### WHAT YOU NEED TO DO
Retype all material exactly. Pictures stay out of the copy.

### PROVIDED RECORDS
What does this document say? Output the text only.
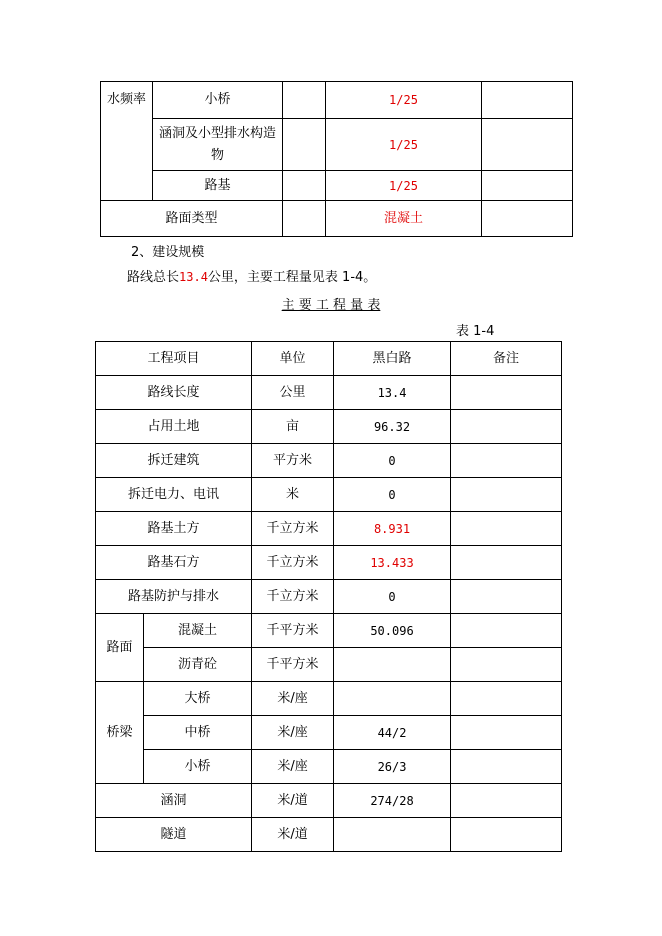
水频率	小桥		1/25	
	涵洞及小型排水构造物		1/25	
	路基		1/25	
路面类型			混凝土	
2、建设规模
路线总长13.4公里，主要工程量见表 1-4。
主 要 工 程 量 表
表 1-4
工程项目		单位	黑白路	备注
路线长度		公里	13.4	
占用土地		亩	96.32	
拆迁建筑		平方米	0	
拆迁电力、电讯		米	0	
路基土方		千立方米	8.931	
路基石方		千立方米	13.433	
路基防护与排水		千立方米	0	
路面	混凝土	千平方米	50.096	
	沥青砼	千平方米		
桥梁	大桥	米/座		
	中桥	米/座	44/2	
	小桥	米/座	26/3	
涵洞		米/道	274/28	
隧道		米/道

### RESULT OF THE TASK
What does this document say? Output the text only.
水频率	小桥		1/25	
	涵洞及小型排水构造物		1/25	
	路基		1/25	
路面类型			混凝土	
2、建设规模
路线总长13.4公里，主要工程量见表 1-4。
主 要 工 程 量 表
表 1-4
工程项目		单位	黑白路	备注
路线长度		公里	13.4	
占用土地		亩	96.32	
拆迁建筑		平方米	0	
拆迁电力、电讯		米	0	
路基土方		千立方米	8.931	
路基石方		千立方米	13.433	
路基防护与排水		千立方米	0	
路面	混凝土	千平方米	50.096	
	沥青砼	千平方米		
桥梁	大桥	米/座		
	中桥	米/座	44/2	
	小桥	米/座	26/3	
涵洞		米/道	274/28	
隧道		米/道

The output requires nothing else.